┌──
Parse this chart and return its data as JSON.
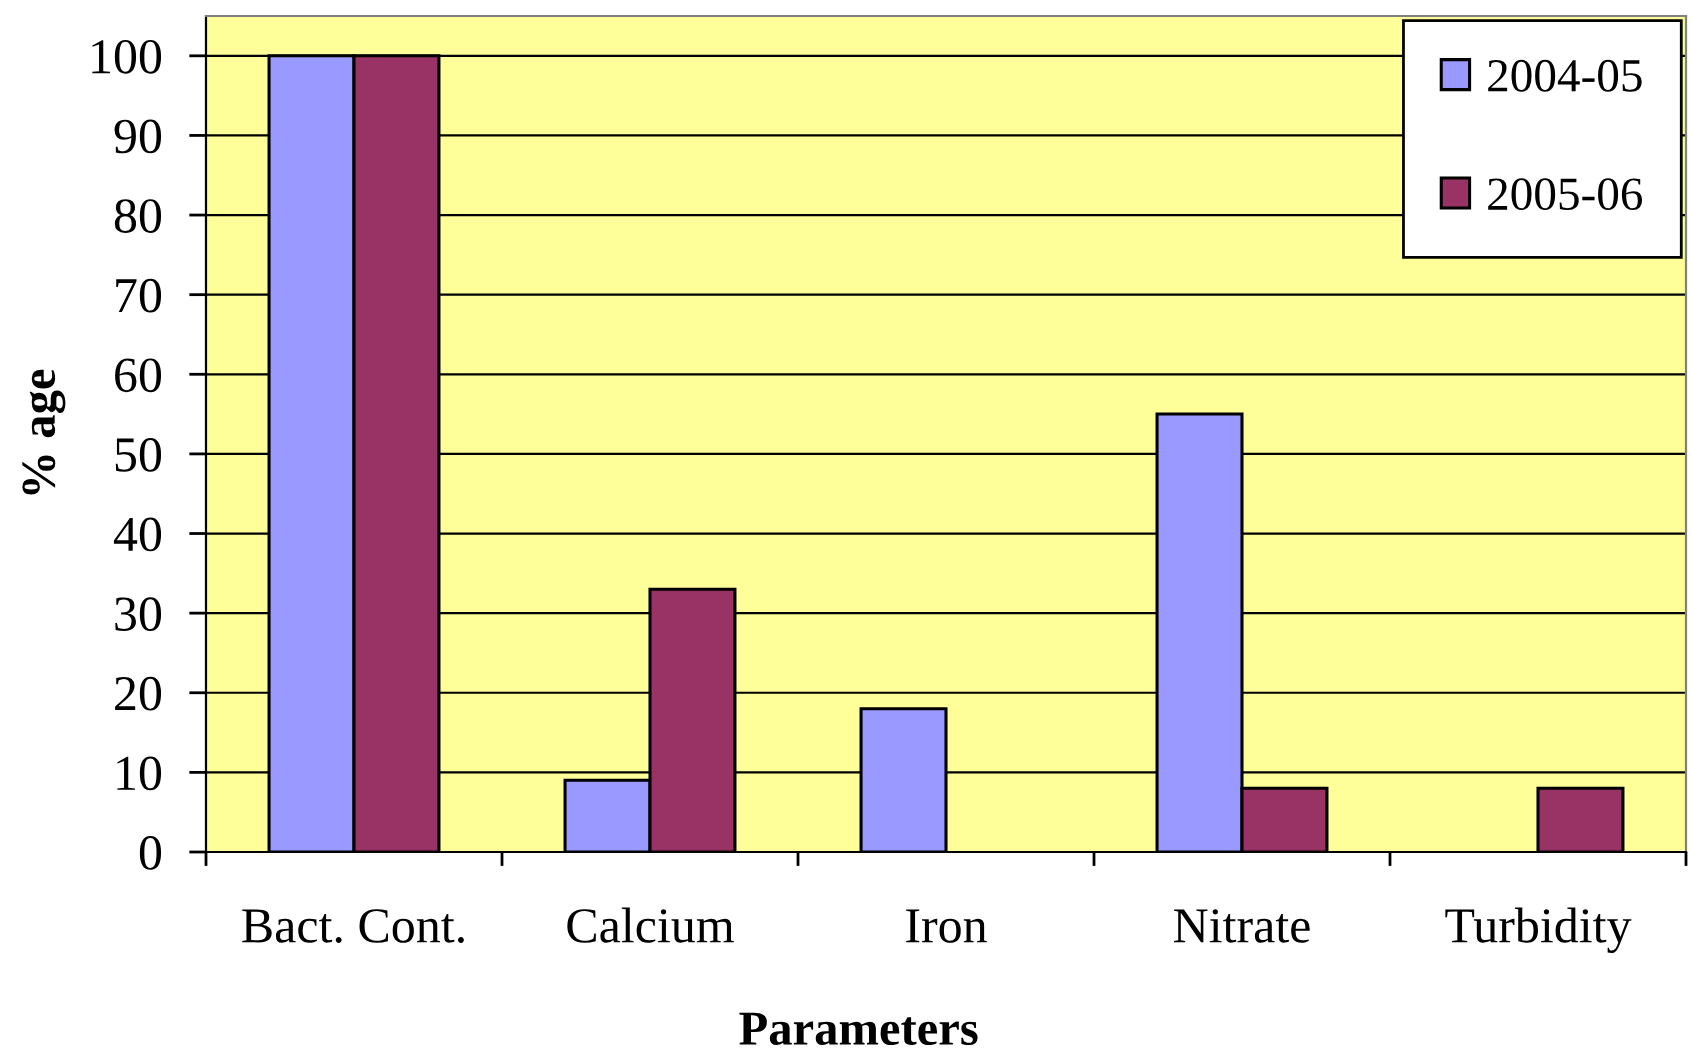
{
  "chart_data": {
    "type": "bar",
    "xlabel": "Parameters",
    "ylabel": "% age",
    "categories": [
      "Bact. Cont.",
      "Calcium",
      "Iron",
      "Nitrate",
      "Turbidity"
    ],
    "series": [
      {
        "name": "2004-05",
        "color": "#9999ff",
        "values": [
          100,
          9,
          18,
          55,
          null
        ]
      },
      {
        "name": "2005-06",
        "color": "#993366",
        "values": [
          100,
          33,
          null,
          8,
          8
        ]
      }
    ],
    "ylim": [
      0,
      105
    ],
    "yticks": [
      0,
      10,
      20,
      30,
      40,
      50,
      60,
      70,
      80,
      90,
      100
    ],
    "grid": "y",
    "legend": "top right"
  }
}
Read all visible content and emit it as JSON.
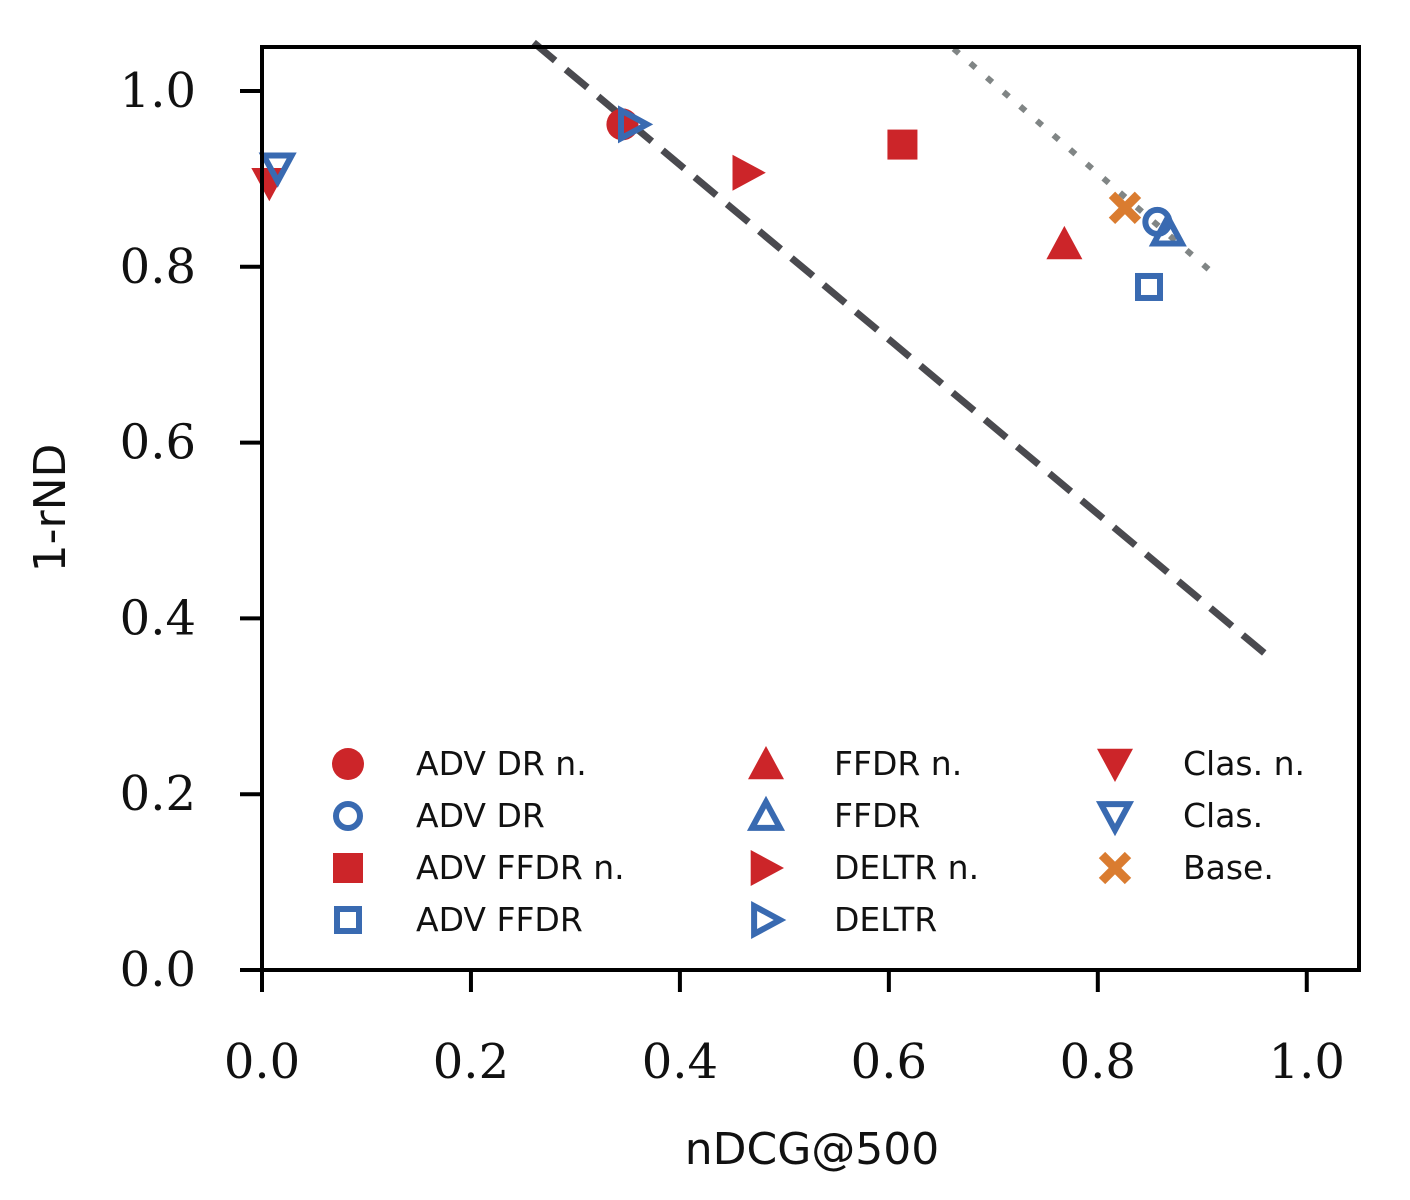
└──
TASK DESCRIPTION: Write out again every line above exactly as given; the pictures do not belong in the copy.

EXPECTED OUTPUT:
Parse this chart and return its data as JSON.
{
  "chart_data": {
    "type": "bar",
    "xlabel": "Parameters",
    "ylabel": "% age",
    "categories": [
      "Bact. Cont.",
      "Calcium",
      "Iron",
      "Nitrate",
      "Turbidity"
    ],
    "series": [
      {
        "name": "2004-05",
        "color": "#9999ff",
        "values": [
          100,
          9,
          18,
          55,
          null
        ]
      },
      {
        "name": "2005-06",
        "color": "#993366",
        "values": [
          100,
          33,
          null,
          8,
          8
        ]
      }
    ],
    "ylim": [
      0,
      105
    ],
    "yticks": [
      0,
      10,
      20,
      30,
      40,
      50,
      60,
      70,
      80,
      90,
      100
    ],
    "grid": "y",
    "legend": "top right"
  }
}
Read all visible content and emit it as JSON.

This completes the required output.